#### [WORK INSTRUCTIONS]
In the following material, identify every line holding the string "Name" and return it.

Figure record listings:
** Begin **
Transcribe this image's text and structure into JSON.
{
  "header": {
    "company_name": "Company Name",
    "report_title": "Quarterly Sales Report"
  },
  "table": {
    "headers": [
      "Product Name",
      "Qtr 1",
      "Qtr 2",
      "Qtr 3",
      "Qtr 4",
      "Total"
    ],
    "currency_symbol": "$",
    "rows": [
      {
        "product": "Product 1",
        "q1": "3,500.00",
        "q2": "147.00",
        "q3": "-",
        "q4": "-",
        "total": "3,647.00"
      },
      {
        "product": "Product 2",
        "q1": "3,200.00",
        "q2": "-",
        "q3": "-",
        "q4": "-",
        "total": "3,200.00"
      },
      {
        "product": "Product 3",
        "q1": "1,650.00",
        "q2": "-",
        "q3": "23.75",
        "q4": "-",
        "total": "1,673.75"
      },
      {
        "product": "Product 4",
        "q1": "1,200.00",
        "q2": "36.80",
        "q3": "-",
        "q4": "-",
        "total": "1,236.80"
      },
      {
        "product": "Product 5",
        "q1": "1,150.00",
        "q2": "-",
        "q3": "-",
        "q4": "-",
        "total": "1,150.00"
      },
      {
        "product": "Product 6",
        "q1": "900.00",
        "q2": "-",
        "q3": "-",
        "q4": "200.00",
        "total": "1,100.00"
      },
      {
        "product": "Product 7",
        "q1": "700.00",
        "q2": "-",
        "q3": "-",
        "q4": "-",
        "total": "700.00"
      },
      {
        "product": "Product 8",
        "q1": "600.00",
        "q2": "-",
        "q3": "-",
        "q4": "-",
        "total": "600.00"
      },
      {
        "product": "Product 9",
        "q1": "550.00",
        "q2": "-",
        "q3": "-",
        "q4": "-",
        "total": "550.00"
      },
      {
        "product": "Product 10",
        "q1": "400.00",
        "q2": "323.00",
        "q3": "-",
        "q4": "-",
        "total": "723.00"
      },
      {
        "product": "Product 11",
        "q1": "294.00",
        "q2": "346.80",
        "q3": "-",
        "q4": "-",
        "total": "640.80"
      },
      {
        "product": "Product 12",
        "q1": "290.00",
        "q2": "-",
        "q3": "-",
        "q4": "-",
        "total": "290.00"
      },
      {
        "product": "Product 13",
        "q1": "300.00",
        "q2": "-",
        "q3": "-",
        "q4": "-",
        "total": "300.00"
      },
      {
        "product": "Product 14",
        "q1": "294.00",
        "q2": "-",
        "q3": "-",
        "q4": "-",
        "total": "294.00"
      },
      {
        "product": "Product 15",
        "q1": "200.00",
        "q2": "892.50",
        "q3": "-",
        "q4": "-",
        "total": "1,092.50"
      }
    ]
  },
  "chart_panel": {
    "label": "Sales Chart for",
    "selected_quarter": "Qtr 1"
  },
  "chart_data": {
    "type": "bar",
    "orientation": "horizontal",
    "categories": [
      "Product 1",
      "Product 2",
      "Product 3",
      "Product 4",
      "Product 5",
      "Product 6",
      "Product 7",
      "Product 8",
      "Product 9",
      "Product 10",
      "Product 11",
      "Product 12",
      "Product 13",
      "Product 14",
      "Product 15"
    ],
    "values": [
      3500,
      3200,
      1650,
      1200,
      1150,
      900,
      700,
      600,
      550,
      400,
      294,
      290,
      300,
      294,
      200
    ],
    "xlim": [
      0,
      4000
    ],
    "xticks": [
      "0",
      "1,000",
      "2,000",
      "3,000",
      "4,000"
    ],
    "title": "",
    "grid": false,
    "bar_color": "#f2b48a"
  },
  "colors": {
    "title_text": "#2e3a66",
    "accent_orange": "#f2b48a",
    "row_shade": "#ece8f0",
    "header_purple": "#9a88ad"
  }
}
** End **
#### [WRITTEN RESPONSE]
    "company_name": "Company Name",
      "Product Name",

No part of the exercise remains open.